Exercise goal:
Copy the lines word for word, from the very first one through the line that contains "305, 452, 320]".

* BEGIN Supplied records *

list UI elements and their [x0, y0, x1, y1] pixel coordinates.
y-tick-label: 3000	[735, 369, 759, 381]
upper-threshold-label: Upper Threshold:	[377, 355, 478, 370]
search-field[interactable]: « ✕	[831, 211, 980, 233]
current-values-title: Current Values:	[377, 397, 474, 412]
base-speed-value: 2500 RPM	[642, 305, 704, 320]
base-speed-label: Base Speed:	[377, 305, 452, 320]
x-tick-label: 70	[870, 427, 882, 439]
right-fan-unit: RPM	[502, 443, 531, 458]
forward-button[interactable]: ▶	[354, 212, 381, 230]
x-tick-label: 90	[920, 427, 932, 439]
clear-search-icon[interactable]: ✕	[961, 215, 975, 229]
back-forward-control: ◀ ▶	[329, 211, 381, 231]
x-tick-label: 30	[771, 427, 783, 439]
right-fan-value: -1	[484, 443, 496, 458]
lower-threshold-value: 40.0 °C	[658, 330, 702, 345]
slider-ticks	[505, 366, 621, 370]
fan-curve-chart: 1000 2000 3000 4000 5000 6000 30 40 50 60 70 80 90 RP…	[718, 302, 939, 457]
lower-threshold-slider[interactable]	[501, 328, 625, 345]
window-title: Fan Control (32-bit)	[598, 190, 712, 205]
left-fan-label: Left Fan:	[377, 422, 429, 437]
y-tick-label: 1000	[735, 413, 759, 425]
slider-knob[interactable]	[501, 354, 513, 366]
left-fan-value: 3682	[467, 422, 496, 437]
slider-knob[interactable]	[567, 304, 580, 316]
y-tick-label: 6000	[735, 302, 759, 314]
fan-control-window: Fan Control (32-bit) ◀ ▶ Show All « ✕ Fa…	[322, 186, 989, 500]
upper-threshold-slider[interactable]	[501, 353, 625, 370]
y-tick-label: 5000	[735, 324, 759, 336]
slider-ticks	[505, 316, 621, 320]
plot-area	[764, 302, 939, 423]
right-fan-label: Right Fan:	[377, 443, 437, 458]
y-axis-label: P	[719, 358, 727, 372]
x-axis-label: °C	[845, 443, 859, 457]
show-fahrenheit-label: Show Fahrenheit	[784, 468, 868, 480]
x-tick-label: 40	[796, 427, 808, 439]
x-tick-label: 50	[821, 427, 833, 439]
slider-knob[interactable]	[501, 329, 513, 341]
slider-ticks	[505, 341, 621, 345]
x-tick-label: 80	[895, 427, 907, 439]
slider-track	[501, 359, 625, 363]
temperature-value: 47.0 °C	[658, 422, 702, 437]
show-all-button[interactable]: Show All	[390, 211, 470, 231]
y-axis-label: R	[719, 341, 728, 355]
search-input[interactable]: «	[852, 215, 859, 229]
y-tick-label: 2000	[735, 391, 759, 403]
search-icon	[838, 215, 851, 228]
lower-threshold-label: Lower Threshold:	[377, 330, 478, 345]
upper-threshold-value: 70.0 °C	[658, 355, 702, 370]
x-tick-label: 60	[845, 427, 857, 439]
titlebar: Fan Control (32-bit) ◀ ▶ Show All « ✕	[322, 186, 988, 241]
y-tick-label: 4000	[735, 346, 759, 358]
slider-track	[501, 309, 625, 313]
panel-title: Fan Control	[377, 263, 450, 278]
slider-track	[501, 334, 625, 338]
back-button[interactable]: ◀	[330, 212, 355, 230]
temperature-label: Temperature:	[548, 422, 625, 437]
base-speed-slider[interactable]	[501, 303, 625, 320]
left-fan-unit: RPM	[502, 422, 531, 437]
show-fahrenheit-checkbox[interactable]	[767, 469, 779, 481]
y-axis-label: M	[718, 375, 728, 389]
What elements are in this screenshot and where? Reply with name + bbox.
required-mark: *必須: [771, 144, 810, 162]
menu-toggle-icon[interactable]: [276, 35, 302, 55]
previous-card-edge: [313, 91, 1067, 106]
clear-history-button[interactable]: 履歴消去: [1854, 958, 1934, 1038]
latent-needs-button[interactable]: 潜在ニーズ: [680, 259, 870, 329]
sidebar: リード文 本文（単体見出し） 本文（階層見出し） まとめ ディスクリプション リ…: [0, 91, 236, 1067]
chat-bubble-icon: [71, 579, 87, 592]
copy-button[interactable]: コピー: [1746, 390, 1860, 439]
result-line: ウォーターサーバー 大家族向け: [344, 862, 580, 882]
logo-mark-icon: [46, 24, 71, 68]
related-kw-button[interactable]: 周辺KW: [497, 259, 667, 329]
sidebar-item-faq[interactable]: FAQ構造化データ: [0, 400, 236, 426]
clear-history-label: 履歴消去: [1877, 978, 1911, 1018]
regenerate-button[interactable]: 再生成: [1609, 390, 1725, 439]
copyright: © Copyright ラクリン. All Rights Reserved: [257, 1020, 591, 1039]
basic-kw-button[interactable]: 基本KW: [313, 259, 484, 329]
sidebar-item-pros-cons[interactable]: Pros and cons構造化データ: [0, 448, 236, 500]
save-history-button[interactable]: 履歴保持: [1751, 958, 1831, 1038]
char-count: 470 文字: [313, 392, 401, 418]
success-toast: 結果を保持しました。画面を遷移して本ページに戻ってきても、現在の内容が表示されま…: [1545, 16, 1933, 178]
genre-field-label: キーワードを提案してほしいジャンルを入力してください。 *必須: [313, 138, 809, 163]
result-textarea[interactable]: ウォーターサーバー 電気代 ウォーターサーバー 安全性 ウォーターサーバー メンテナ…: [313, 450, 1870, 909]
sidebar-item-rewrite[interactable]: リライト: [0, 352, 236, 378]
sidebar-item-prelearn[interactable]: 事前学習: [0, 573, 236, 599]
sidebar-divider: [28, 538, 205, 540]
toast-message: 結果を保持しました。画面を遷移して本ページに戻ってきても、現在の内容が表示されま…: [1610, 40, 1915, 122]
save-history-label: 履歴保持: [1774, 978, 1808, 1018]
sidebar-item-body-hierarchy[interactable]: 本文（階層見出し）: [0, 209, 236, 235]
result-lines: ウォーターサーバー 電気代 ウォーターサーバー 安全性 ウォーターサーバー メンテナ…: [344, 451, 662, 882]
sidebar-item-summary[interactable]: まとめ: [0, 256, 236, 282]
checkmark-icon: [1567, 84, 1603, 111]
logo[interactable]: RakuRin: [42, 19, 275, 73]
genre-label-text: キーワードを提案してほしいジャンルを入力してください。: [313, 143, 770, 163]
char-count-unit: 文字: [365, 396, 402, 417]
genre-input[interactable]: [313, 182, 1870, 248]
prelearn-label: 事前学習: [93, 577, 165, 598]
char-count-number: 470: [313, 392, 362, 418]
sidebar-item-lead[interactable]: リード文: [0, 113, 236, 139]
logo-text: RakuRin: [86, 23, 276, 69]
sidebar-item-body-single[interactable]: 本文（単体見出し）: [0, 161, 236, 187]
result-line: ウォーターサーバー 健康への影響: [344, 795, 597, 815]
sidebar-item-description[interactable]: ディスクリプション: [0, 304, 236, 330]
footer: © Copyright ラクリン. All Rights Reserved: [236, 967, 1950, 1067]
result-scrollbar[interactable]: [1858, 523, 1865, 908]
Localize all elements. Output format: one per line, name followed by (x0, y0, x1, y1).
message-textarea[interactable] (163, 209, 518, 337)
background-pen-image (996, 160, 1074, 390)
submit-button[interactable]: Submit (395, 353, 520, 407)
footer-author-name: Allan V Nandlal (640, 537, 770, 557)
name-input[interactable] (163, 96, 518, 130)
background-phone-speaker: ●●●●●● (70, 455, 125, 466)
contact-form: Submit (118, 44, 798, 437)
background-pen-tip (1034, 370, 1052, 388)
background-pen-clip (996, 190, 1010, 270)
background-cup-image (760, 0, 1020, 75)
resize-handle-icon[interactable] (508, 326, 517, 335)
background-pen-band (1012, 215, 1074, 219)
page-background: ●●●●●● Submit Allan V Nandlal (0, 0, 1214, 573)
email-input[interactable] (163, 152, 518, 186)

* END Supplied records *

Output below:
list UI elements and their [x0, y0, x1, y1] pixel coordinates.
y-tick-label: 3000	[735, 369, 759, 381]
upper-threshold-label: Upper Threshold:	[377, 355, 478, 370]
search-field[interactable]: « ✕	[831, 211, 980, 233]
current-values-title: Current Values:	[377, 397, 474, 412]
base-speed-value: 2500 RPM	[642, 305, 704, 320]
base-speed-label: Base Speed:	[377, 305, 452, 320]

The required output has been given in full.